(Records from a data collection)
┌────────

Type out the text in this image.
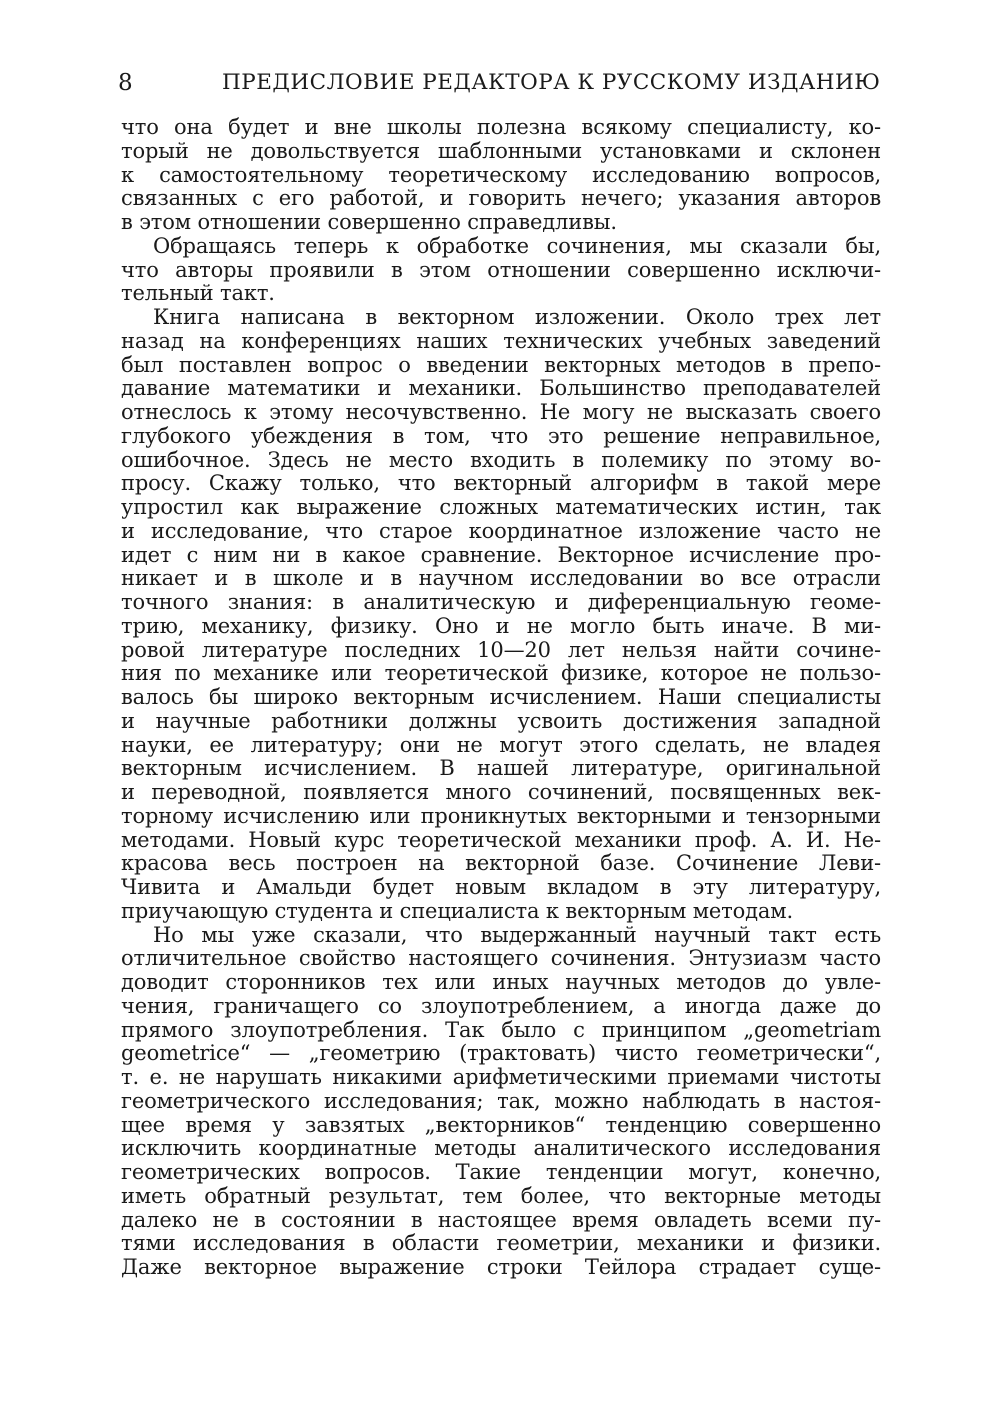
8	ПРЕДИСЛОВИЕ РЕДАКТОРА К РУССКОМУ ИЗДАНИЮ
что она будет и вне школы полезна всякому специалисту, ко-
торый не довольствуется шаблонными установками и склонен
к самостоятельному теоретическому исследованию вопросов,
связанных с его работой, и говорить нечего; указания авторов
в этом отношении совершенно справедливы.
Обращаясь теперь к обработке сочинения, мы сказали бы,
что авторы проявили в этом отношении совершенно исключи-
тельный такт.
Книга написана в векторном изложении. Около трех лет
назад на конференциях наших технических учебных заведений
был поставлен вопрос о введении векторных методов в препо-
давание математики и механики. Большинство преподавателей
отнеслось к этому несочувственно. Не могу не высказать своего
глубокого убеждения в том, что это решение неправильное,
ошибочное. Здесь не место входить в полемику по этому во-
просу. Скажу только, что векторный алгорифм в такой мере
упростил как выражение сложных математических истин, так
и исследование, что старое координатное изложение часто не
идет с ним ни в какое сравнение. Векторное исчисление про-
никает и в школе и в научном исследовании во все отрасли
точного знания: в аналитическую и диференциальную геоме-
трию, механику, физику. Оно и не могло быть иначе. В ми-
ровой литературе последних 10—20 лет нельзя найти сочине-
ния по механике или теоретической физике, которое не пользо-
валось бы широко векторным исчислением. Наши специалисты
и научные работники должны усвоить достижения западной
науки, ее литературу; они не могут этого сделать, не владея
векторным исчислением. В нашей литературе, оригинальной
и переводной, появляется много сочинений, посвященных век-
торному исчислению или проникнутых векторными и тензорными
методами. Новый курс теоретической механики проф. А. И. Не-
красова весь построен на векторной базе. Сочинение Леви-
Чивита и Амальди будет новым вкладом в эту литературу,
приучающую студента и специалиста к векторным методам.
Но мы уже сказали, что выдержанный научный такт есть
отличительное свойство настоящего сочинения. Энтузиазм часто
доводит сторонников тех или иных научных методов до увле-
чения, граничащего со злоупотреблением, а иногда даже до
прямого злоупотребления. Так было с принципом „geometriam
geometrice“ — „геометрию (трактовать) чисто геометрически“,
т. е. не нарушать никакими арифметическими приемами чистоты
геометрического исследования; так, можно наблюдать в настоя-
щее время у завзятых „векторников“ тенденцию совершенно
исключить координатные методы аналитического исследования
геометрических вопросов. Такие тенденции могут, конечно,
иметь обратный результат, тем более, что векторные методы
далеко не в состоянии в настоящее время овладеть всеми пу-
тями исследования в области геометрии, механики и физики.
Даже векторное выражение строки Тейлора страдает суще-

└────────

### TASK
Pull out each line holding the string "механики".

### SOLUTION TO THE EXERCISE
давание математики и механики. Большинство преподавателей
методами. Новый курс теоретической механики проф. А. И. Не-
тями исследования в области геометрии, механики и физики.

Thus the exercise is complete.